● **Your assignment**
Wherever "PORTILLO" turns up in the entries, copy out the line that holds it.

● **Exercise materials**
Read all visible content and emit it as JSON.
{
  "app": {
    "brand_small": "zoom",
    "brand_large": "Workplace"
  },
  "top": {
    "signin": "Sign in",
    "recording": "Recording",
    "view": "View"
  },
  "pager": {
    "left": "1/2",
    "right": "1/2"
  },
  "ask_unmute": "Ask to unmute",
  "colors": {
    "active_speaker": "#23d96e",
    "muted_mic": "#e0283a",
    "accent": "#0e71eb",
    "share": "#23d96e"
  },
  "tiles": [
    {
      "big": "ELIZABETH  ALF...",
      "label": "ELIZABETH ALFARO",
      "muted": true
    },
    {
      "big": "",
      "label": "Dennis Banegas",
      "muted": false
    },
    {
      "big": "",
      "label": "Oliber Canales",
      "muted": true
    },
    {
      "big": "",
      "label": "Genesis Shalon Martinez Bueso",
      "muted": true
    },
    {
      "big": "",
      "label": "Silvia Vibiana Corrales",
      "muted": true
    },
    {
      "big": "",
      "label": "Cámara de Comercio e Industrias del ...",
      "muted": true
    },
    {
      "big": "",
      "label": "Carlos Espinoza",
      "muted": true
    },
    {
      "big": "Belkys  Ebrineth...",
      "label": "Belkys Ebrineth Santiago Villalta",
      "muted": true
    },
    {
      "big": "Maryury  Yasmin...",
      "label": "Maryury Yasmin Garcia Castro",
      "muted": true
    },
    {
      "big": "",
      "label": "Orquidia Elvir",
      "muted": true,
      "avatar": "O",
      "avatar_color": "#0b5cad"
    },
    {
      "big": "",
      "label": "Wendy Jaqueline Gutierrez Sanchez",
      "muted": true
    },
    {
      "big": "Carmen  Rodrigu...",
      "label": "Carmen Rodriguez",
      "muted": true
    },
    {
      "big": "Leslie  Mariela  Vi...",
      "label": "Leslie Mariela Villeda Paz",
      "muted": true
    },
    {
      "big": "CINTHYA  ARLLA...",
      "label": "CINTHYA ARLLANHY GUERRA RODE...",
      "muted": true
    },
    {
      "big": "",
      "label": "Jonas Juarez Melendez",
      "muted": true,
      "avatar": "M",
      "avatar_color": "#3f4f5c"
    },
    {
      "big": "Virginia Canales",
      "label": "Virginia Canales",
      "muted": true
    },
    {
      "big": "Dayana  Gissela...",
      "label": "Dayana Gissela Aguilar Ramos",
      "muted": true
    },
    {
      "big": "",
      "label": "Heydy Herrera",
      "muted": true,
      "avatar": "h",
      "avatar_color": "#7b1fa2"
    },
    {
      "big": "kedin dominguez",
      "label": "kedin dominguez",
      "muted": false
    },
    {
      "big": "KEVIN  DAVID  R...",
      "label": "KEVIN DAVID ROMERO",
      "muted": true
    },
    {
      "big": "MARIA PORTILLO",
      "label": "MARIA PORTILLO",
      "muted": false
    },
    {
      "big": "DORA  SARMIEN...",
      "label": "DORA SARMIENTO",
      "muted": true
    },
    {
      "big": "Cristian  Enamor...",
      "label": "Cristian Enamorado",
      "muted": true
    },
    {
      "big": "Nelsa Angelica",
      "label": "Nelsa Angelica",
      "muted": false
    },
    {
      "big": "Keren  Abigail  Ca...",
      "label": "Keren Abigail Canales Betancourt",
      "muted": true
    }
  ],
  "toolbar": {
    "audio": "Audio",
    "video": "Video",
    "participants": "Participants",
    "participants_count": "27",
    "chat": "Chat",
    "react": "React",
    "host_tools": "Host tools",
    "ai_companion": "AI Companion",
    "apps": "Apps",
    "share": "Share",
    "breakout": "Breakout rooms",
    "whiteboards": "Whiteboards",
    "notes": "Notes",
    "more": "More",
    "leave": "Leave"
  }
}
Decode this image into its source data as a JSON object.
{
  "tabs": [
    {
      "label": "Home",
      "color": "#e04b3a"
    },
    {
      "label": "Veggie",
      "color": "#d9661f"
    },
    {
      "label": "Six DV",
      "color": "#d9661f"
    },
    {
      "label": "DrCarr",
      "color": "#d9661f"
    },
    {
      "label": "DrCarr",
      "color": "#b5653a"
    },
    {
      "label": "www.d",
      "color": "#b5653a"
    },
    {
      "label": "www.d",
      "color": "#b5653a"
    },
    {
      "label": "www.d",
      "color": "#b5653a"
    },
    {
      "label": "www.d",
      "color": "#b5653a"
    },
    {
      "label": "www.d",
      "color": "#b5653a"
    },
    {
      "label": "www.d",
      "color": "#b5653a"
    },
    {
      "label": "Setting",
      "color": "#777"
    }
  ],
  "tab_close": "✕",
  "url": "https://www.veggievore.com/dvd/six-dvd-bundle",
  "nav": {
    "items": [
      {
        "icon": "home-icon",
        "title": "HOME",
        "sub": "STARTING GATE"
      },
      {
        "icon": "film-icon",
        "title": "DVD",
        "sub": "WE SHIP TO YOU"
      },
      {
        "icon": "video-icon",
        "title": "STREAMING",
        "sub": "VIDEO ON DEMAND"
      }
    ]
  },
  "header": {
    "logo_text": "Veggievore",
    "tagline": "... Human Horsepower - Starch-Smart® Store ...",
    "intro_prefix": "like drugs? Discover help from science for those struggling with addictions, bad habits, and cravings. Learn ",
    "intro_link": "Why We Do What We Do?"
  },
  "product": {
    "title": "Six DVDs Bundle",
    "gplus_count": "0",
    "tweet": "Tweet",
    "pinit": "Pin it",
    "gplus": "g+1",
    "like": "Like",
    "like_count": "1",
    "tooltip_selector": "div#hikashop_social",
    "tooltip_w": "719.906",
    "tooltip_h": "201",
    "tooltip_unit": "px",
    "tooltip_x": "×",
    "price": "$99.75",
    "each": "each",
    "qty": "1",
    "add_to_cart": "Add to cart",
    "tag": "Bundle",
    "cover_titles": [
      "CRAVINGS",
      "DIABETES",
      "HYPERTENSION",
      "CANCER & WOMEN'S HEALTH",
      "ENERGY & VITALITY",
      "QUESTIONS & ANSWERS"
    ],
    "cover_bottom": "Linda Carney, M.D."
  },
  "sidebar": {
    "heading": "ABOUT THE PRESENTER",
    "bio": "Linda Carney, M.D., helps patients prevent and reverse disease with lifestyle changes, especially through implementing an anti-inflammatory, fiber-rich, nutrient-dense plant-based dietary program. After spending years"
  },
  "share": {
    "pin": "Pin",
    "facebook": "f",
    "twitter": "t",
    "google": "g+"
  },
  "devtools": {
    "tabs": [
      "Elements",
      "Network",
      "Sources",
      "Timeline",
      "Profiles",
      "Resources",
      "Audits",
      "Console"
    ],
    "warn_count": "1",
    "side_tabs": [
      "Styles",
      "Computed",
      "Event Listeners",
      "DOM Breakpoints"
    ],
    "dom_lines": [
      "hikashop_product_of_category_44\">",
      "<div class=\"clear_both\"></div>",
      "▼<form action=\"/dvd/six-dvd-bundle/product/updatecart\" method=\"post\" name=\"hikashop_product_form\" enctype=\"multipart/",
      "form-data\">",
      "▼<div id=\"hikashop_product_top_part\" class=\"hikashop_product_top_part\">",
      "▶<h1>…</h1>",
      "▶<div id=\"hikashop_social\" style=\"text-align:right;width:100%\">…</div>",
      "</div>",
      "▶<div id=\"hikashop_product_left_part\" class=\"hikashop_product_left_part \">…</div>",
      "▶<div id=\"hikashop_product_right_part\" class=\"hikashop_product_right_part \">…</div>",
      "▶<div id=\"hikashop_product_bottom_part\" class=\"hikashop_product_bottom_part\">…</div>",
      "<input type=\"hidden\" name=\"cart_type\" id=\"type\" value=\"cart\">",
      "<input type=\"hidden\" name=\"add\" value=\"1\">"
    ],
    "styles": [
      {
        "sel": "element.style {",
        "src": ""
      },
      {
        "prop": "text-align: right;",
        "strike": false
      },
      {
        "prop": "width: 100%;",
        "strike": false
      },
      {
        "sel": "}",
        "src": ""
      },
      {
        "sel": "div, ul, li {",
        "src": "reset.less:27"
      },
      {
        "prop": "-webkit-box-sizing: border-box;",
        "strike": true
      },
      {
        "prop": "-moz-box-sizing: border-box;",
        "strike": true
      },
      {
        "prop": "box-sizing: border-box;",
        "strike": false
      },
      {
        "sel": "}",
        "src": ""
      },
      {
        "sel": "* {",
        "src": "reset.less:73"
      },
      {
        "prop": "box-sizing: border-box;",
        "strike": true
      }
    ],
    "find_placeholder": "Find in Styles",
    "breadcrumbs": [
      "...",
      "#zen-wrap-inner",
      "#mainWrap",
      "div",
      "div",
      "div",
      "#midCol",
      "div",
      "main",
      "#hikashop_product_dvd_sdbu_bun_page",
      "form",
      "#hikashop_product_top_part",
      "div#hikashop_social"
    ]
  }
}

● **Result**
      "big": "MARIA PORTILLO",
      "label": "MARIA PORTILLO",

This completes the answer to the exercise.